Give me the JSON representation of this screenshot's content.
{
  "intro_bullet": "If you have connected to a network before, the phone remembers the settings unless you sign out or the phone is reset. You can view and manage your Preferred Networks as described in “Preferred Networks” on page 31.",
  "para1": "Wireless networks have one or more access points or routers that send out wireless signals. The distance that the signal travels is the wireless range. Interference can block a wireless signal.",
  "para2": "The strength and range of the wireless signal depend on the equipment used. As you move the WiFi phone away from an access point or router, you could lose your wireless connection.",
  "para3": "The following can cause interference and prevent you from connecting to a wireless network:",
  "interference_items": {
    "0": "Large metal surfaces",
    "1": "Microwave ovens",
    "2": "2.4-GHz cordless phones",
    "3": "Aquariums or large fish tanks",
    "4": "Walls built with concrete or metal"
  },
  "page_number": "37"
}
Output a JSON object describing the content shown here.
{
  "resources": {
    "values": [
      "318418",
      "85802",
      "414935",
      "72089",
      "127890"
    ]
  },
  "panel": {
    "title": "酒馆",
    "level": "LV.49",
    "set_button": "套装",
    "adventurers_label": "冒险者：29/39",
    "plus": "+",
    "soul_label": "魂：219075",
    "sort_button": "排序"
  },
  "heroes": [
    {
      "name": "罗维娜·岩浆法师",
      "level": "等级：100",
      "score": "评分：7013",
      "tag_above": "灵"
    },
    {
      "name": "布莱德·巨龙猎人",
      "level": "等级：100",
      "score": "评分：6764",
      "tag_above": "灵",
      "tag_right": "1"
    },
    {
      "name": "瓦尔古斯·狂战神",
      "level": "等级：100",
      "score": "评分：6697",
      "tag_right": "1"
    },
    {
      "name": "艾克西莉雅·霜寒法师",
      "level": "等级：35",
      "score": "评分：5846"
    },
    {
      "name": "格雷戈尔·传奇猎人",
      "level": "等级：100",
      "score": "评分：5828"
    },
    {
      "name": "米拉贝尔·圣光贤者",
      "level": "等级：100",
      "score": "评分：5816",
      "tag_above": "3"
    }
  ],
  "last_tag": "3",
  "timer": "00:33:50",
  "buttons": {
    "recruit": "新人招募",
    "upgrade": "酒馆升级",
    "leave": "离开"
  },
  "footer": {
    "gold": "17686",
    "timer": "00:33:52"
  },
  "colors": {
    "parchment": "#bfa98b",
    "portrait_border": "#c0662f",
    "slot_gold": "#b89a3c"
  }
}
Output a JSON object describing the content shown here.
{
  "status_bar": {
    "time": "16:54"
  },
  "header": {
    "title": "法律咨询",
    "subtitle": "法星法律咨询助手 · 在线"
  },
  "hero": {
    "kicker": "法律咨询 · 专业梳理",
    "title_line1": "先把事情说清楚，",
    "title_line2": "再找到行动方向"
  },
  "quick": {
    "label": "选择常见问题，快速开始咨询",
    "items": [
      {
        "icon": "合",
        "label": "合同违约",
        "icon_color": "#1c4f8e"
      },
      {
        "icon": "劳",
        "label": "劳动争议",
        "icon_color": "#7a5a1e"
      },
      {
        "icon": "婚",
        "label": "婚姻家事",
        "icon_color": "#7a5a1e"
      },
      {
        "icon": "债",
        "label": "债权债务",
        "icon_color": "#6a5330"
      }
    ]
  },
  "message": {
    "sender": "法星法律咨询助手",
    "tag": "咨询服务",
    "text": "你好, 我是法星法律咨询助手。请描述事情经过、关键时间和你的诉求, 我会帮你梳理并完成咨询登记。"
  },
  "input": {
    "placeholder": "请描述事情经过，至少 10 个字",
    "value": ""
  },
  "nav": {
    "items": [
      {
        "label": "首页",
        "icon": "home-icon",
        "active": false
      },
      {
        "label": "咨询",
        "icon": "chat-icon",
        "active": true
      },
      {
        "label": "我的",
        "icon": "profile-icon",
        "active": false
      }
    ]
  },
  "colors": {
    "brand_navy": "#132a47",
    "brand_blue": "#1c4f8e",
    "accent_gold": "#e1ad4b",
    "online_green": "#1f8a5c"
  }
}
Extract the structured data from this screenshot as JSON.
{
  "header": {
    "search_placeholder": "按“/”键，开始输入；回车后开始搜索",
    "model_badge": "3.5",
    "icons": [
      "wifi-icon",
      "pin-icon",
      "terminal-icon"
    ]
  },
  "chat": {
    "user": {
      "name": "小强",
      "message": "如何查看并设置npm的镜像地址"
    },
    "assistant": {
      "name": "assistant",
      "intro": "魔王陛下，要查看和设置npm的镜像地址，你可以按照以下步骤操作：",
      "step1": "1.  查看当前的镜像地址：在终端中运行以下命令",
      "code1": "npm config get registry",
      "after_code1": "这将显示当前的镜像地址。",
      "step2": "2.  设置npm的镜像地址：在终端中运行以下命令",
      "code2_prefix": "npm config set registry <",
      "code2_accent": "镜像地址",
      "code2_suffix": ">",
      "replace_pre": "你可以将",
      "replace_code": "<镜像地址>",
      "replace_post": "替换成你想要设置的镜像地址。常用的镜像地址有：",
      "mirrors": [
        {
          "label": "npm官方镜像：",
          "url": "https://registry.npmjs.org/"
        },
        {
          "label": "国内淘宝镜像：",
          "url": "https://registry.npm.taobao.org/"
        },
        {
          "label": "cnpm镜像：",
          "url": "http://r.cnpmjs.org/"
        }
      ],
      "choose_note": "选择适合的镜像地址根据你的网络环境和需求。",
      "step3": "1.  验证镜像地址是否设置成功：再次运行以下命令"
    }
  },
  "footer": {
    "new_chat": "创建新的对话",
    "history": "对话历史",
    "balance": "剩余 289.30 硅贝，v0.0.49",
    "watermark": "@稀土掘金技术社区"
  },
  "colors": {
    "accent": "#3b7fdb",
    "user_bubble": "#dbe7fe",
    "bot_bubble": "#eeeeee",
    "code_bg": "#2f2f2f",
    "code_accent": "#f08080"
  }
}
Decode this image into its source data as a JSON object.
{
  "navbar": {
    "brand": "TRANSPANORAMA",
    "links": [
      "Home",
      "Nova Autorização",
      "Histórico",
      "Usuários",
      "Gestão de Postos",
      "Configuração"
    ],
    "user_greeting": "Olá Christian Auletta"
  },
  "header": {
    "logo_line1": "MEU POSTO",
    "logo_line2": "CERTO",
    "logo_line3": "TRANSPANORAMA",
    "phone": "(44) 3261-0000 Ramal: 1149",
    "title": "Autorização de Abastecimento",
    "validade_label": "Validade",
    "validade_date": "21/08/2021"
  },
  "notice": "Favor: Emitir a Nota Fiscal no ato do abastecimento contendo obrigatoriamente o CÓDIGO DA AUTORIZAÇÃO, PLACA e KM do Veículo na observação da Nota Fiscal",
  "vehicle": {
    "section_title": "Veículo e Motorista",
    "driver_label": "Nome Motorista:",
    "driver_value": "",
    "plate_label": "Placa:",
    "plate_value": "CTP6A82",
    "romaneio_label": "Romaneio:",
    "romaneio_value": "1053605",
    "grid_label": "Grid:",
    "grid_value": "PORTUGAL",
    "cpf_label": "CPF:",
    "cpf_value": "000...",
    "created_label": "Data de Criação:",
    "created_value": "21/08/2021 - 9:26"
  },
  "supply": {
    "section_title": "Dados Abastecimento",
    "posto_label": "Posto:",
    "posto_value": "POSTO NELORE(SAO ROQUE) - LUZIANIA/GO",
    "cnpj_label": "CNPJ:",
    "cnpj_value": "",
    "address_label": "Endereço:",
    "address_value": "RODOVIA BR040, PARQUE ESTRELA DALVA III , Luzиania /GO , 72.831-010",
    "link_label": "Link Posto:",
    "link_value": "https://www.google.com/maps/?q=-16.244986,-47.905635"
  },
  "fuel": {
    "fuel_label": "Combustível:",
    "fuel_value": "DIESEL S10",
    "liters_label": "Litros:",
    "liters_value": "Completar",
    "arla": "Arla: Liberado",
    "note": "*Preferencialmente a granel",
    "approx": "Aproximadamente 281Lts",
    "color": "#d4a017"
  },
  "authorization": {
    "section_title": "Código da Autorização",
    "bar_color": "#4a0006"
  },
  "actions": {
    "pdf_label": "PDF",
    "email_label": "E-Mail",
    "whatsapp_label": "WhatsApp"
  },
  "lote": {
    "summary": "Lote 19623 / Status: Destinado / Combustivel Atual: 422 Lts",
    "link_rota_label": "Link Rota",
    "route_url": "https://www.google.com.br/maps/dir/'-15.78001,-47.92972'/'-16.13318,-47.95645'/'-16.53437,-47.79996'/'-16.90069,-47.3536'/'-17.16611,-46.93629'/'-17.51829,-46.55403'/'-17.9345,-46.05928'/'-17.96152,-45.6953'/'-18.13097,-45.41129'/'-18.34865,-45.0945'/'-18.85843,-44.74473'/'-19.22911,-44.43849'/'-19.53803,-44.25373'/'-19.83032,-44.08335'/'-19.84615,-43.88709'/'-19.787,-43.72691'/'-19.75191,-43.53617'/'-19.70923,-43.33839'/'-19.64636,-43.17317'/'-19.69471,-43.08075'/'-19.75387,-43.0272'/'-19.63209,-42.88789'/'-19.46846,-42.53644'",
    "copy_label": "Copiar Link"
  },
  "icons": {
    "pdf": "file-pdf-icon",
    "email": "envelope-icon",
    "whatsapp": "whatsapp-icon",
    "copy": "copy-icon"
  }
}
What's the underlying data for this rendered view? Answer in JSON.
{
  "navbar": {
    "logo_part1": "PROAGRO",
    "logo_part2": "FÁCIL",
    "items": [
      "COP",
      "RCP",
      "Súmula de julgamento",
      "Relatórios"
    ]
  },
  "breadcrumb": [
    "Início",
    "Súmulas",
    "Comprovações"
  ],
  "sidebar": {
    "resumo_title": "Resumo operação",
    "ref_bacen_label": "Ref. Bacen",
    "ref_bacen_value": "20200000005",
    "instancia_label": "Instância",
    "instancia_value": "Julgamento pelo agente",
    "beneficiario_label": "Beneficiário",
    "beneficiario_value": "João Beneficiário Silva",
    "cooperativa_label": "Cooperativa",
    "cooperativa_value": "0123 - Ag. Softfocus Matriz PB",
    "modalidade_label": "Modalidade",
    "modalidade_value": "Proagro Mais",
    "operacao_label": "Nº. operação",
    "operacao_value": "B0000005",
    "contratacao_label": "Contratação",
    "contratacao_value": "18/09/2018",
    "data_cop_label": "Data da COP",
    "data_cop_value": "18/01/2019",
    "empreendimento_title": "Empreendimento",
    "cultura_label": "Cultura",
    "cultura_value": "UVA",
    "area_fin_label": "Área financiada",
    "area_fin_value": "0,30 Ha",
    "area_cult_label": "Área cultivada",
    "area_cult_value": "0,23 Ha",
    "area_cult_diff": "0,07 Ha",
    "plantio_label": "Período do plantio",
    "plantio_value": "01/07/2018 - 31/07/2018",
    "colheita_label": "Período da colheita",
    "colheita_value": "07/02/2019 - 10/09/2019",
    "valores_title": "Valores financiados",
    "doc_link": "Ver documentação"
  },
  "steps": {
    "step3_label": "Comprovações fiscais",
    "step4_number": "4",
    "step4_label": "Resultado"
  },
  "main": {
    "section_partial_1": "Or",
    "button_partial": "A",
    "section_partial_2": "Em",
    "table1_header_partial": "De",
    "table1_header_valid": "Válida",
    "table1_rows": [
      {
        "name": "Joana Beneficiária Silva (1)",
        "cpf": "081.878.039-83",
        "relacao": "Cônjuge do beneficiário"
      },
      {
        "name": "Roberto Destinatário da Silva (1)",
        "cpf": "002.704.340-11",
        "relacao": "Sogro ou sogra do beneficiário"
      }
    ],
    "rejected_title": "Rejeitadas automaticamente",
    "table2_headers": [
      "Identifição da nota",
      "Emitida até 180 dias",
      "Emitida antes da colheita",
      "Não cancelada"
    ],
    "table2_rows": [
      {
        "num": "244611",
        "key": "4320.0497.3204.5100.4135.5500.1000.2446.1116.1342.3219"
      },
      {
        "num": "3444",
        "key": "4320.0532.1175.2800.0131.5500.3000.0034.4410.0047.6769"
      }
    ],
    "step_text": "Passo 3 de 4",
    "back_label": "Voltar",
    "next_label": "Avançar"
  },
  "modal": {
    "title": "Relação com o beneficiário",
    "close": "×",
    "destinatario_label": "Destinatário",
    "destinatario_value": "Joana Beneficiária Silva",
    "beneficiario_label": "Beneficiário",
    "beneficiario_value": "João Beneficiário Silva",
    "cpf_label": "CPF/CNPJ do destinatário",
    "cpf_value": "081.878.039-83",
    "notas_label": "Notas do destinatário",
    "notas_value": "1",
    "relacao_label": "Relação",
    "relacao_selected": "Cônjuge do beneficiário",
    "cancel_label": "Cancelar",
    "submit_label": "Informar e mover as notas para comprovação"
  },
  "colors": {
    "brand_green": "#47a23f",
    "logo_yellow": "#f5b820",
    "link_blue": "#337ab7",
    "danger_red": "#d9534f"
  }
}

:::::

— Aim —
Copy every line above that holds the word "have".

— Result for this exercise —
  "intro_bullet": "If you have connected to a network before, the phone remembers the settings unless you sign out or the phone is reset. You can view and manage your Preferred Networks as described in “Preferred Networks” on page 31.",
  "para1": "Wireless networks have one or more access points or routers that send out wireless signals. The distance that the signal travels is the wireless range. Interference can block a wireless signal.",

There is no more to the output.